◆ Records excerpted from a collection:
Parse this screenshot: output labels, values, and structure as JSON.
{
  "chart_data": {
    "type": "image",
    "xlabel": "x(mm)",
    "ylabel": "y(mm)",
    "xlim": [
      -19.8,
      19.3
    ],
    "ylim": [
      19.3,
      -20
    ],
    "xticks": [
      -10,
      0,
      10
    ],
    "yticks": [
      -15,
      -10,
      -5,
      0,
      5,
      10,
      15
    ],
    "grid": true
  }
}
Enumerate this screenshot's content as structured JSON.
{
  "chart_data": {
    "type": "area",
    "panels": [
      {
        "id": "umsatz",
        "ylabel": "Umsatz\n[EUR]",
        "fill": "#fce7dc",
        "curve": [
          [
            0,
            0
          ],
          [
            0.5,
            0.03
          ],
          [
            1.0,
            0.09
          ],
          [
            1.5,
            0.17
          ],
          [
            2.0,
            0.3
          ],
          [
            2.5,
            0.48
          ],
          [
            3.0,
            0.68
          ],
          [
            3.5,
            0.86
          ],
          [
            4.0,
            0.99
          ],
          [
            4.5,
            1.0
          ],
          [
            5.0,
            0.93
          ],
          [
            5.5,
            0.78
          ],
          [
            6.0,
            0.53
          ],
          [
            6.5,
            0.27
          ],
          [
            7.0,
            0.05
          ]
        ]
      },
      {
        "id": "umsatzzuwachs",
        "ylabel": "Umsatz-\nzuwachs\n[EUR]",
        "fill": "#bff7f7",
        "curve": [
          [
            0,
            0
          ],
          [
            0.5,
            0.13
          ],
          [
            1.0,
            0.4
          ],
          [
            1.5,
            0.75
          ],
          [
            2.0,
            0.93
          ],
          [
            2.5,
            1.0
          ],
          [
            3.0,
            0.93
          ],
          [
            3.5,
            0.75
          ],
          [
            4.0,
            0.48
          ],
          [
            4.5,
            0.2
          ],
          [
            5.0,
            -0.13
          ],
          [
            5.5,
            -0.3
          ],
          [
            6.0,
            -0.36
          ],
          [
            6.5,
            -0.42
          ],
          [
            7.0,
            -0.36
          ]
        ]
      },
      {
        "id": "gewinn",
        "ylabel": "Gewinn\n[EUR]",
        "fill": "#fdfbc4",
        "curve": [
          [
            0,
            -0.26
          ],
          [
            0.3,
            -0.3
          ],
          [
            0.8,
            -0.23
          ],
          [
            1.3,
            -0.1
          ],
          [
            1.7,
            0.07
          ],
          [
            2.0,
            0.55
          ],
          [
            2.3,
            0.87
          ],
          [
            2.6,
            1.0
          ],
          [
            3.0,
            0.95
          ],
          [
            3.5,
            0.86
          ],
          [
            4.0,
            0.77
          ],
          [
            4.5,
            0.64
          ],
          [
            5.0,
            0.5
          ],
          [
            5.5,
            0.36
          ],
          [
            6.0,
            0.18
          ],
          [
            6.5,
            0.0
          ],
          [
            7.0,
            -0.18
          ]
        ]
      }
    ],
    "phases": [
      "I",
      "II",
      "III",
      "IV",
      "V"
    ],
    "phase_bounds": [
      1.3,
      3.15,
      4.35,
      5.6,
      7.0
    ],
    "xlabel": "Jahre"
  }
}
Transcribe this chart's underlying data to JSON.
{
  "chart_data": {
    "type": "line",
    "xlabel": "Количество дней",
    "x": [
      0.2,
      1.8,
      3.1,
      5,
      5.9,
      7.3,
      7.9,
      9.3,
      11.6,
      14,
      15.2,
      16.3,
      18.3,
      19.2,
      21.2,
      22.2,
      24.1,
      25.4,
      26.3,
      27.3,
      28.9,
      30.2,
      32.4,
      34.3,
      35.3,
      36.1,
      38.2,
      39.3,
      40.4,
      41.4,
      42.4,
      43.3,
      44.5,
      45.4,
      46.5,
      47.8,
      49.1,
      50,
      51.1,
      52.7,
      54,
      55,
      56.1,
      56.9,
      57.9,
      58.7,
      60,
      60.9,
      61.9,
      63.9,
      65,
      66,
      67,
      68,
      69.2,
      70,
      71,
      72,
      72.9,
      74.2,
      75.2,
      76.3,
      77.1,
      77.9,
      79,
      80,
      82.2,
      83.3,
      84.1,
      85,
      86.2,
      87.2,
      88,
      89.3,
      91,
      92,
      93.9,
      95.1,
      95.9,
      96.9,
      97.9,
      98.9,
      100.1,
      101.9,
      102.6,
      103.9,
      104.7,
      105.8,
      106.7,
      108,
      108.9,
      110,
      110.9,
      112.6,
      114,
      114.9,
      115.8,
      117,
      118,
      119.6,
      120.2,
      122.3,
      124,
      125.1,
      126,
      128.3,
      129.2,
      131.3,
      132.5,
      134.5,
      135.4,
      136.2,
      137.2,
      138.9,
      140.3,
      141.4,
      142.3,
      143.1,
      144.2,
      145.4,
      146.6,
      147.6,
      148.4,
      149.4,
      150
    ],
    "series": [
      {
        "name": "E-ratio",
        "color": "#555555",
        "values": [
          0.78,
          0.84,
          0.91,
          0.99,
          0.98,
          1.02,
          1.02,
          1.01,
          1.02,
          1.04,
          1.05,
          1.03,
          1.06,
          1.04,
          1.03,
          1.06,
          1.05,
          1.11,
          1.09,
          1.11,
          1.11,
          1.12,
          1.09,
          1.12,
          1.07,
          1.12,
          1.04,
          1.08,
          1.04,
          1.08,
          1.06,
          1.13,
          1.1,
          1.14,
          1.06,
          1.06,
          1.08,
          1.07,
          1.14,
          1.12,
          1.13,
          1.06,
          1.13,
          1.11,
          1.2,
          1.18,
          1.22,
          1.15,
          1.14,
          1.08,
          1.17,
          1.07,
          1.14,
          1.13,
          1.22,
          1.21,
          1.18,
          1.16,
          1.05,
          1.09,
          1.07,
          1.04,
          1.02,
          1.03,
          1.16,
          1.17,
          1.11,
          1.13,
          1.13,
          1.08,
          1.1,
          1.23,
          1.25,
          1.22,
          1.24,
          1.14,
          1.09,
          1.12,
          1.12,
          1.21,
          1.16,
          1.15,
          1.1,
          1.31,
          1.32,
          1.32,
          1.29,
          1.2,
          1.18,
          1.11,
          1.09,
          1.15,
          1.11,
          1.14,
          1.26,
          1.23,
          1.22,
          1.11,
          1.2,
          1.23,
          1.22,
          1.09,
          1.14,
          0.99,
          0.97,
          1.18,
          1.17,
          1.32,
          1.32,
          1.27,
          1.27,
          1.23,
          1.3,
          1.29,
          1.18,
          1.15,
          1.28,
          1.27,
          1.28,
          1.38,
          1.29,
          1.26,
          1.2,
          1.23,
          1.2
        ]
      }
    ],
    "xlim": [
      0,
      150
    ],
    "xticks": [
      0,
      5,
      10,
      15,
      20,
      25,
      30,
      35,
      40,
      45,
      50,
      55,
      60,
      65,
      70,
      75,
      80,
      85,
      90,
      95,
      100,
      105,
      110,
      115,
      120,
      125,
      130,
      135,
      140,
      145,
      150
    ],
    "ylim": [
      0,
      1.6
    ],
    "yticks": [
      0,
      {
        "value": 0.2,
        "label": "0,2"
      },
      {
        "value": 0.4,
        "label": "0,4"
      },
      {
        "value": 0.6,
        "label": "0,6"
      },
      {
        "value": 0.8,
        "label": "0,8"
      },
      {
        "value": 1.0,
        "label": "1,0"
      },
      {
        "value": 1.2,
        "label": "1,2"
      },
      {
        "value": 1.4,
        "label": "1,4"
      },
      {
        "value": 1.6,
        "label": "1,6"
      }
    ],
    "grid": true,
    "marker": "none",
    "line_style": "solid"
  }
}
==
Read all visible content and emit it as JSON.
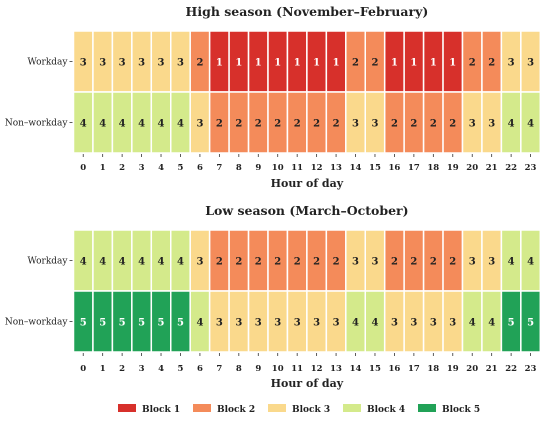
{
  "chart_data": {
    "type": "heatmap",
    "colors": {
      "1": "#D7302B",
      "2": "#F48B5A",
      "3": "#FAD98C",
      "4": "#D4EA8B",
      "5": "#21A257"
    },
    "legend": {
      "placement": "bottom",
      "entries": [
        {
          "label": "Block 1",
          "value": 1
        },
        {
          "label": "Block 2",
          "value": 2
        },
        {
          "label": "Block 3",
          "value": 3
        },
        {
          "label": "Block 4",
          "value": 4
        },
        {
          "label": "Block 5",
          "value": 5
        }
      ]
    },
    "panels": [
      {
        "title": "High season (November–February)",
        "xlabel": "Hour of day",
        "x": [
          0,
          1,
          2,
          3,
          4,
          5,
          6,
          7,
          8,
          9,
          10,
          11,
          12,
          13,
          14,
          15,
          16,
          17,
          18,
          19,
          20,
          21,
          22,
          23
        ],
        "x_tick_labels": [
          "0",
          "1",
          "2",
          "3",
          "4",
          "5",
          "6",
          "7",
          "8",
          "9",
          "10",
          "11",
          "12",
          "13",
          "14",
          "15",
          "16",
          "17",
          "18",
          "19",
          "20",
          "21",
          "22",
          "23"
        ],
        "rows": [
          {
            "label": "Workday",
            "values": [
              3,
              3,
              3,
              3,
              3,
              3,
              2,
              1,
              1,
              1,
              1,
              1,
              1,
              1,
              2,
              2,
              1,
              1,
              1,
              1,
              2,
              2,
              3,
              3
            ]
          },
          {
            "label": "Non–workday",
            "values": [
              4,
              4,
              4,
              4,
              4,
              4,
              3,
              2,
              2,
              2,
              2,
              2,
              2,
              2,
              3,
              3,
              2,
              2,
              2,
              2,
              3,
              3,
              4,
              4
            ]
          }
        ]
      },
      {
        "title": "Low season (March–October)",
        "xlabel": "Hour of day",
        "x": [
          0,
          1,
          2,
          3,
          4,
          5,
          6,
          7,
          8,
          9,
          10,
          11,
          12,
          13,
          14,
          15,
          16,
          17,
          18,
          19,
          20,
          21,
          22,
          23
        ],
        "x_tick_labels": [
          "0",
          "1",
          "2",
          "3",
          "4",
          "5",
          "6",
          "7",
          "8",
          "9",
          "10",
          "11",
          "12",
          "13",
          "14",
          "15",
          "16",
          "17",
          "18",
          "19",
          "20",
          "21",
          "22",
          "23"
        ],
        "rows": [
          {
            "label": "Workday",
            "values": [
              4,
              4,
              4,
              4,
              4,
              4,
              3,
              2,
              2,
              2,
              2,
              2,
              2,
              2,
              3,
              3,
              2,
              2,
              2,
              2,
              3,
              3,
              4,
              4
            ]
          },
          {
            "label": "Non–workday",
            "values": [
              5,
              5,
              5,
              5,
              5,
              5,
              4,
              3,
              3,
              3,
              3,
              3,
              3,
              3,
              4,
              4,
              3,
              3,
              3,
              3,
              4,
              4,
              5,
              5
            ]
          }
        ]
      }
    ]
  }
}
* * *
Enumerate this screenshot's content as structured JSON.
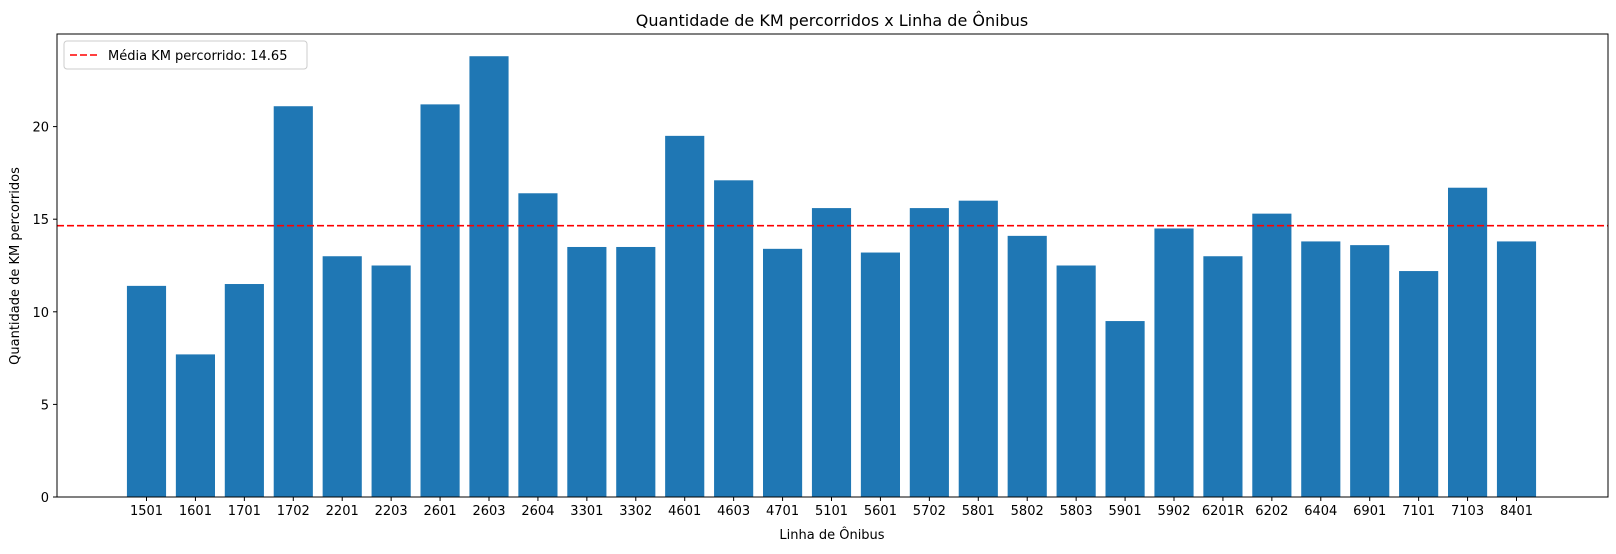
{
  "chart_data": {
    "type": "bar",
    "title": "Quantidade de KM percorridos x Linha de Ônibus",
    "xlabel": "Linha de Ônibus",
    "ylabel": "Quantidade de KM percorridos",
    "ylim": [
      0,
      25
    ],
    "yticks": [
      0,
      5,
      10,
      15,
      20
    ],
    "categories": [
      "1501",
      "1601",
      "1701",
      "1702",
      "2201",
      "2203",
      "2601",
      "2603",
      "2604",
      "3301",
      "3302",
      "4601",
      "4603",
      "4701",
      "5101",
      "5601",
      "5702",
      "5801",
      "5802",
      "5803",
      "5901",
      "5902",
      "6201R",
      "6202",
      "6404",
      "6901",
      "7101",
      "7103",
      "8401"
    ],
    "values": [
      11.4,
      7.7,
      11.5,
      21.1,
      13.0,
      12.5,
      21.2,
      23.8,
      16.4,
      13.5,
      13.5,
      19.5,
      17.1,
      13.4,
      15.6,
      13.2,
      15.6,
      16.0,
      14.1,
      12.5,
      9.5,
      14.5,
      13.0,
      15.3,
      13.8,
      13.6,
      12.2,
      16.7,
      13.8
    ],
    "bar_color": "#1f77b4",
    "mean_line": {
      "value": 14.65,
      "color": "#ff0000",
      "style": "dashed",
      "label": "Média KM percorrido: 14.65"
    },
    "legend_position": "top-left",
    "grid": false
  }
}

◆ EXERCISE DIRECTIONS: State how many lines above contain the string "season", with no other words.

◆ RESPONSE TO THIS TASK: 2